• [Job]
Reproduce all entries verbatim, with nothing added or dropped.

• [Data rows]
┄┄┄┄┄┄┄┄┄┄

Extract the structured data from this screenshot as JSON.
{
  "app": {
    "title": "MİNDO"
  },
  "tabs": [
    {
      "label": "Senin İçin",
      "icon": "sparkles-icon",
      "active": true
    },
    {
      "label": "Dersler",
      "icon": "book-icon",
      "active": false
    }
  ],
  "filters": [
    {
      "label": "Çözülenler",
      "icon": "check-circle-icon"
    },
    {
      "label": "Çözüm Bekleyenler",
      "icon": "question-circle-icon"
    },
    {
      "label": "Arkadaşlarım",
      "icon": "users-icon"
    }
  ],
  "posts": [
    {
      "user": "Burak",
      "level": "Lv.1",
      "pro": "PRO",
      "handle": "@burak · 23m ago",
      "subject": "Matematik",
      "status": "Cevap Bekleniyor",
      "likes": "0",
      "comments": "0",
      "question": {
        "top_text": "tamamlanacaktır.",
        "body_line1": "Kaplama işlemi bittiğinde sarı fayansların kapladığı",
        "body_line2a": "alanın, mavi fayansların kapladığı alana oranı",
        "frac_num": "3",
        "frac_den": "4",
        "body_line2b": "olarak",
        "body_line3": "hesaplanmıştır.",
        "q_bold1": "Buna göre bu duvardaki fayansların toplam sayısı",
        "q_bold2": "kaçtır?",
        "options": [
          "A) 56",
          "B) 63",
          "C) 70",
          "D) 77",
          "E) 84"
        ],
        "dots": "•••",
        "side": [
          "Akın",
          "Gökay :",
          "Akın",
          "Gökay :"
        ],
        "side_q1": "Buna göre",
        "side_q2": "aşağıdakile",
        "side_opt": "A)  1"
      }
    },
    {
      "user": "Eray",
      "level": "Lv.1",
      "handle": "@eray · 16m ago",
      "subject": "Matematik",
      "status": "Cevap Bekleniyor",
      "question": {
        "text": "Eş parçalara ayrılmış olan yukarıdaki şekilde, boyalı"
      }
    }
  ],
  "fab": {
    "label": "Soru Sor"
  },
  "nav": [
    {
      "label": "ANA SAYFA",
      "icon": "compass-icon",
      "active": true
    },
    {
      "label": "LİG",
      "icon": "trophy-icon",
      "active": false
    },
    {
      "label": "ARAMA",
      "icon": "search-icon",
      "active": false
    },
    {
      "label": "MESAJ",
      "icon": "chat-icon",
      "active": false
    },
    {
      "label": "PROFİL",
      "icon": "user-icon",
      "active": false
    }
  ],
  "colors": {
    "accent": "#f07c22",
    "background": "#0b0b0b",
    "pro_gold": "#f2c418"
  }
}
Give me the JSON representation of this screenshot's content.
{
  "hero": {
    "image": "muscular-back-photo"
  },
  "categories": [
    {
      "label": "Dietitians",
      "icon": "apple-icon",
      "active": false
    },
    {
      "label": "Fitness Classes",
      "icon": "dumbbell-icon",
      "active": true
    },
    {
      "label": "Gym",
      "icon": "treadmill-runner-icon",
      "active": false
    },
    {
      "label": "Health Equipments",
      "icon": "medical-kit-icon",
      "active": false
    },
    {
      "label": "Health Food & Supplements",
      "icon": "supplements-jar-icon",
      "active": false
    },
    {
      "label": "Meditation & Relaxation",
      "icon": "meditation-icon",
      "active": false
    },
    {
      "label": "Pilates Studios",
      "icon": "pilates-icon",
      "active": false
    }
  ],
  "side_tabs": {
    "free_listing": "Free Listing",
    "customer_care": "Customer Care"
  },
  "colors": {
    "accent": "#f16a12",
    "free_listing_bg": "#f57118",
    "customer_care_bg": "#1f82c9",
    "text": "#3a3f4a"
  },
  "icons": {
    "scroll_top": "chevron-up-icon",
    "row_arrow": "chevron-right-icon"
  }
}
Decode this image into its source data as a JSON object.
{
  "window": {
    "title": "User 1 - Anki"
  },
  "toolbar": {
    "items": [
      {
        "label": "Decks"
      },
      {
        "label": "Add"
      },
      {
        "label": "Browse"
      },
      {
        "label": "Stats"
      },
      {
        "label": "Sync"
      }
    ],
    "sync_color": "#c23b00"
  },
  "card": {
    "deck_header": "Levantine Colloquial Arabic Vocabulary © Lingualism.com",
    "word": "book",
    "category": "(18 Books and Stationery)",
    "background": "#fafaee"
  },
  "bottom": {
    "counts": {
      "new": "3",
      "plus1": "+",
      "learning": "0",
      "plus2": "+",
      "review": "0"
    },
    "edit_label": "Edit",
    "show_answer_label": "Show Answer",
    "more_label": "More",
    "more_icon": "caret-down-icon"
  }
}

┄┄┄┄┄┄┄┄┄┄

• [Task answer]
Extract the structured data from this screenshot as JSON.
{
  "app": {
    "title": "MİNDO"
  },
  "tabs": [
    {
      "label": "Senin İçin",
      "icon": "sparkles-icon",
      "active": true
    },
    {
      "label": "Dersler",
      "icon": "book-icon",
      "active": false
    }
  ],
  "filters": [
    {
      "label": "Çözülenler",
      "icon": "check-circle-icon"
    },
    {
      "label": "Çözüm Bekleyenler",
      "icon": "question-circle-icon"
    },
    {
      "label": "Arkadaşlarım",
      "icon": "users-icon"
    }
  ],
  "posts": [
    {
      "user": "Burak",
      "level": "Lv.1",
      "pro": "PRO",
      "handle": "@burak · 23m ago",
      "subject": "Matematik",
      "status": "Cevap Bekleniyor",
      "likes": "0",
      "comments": "0",
      "question": {
        "top_text": "tamamlanacaktır.",
        "body_line1": "Kaplama işlemi bittiğinde sarı fayansların kapladığı",
        "body_line2a": "alanın, mavi fayansların kapladığı alana oranı",
        "frac_num": "3",
        "frac_den": "4",
        "body_line2b": "olarak",
        "body_line3": "hesaplanmıştır.",
        "q_bold1": "Buna göre bu duvardaki fayansların toplam sayısı",
        "q_bold2": "kaçtır?",
        "options": [
          "A) 56",
          "B) 63",
          "C) 70",
          "D) 77",
          "E) 84"
        ],
        "dots": "•••",
        "side": [
          "Akın",
          "Gökay :",
          "Akın",
          "Gökay :"
        ],
        "side_q1": "Buna göre",
        "side_q2": "aşağıdakile",
        "side_opt": "A)  1"
      }
    },
    {
      "user": "Eray",
      "level": "Lv.1",
      "handle": "@eray · 16m ago",
      "subject": "Matematik",
      "status": "Cevap Bekleniyor",
      "question": {
        "text": "Eş parçalara ayrılmış olan yukarıdaki şekilde, boyalı"
      }
    }
  ],
  "fab": {
    "label": "Soru Sor"
  },
  "nav": [
    {
      "label": "ANA SAYFA",
      "icon": "compass-icon",
      "active": true
    },
    {
      "label": "LİG",
      "icon": "trophy-icon",
      "active": false
    },
    {
      "label": "ARAMA",
      "icon": "search-icon",
      "active": false
    },
    {
      "label": "MESAJ",
      "icon": "chat-icon",
      "active": false
    },
    {
      "label": "PROFİL",
      "icon": "user-icon",
      "active": false
    }
  ],
  "colors": {
    "accent": "#f07c22",
    "background": "#0b0b0b",
    "pro_gold": "#f2c418"
  }
}
Give me the JSON representation of this screenshot's content.
{
  "hero": {
    "image": "muscular-back-photo"
  },
  "categories": [
    {
      "label": "Dietitians",
      "icon": "apple-icon",
      "active": false
    },
    {
      "label": "Fitness Classes",
      "icon": "dumbbell-icon",
      "active": true
    },
    {
      "label": "Gym",
      "icon": "treadmill-runner-icon",
      "active": false
    },
    {
      "label": "Health Equipments",
      "icon": "medical-kit-icon",
      "active": false
    },
    {
      "label": "Health Food & Supplements",
      "icon": "supplements-jar-icon",
      "active": false
    },
    {
      "label": "Meditation & Relaxation",
      "icon": "meditation-icon",
      "active": false
    },
    {
      "label": "Pilates Studios",
      "icon": "pilates-icon",
      "active": false
    }
  ],
  "side_tabs": {
    "free_listing": "Free Listing",
    "customer_care": "Customer Care"
  },
  "colors": {
    "accent": "#f16a12",
    "free_listing_bg": "#f57118",
    "customer_care_bg": "#1f82c9",
    "text": "#3a3f4a"
  },
  "icons": {
    "scroll_top": "chevron-up-icon",
    "row_arrow": "chevron-right-icon"
  }
}
Decode this image into its source data as a JSON object.
{
  "window": {
    "title": "User 1 - Anki"
  },
  "toolbar": {
    "items": [
      {
        "label": "Decks"
      },
      {
        "label": "Add"
      },
      {
        "label": "Browse"
      },
      {
        "label": "Stats"
      },
      {
        "label": "Sync"
      }
    ],
    "sync_color": "#c23b00"
  },
  "card": {
    "deck_header": "Levantine Colloquial Arabic Vocabulary © Lingualism.com",
    "word": "book",
    "category": "(18 Books and Stationery)",
    "background": "#fafaee"
  },
  "bottom": {
    "counts": {
      "new": "3",
      "plus1": "+",
      "learning": "0",
      "plus2": "+",
      "review": "0"
    },
    "edit_label": "Edit",
    "show_answer_label": "Show Answer",
    "more_label": "More",
    "more_icon": "caret-down-icon"
  }
}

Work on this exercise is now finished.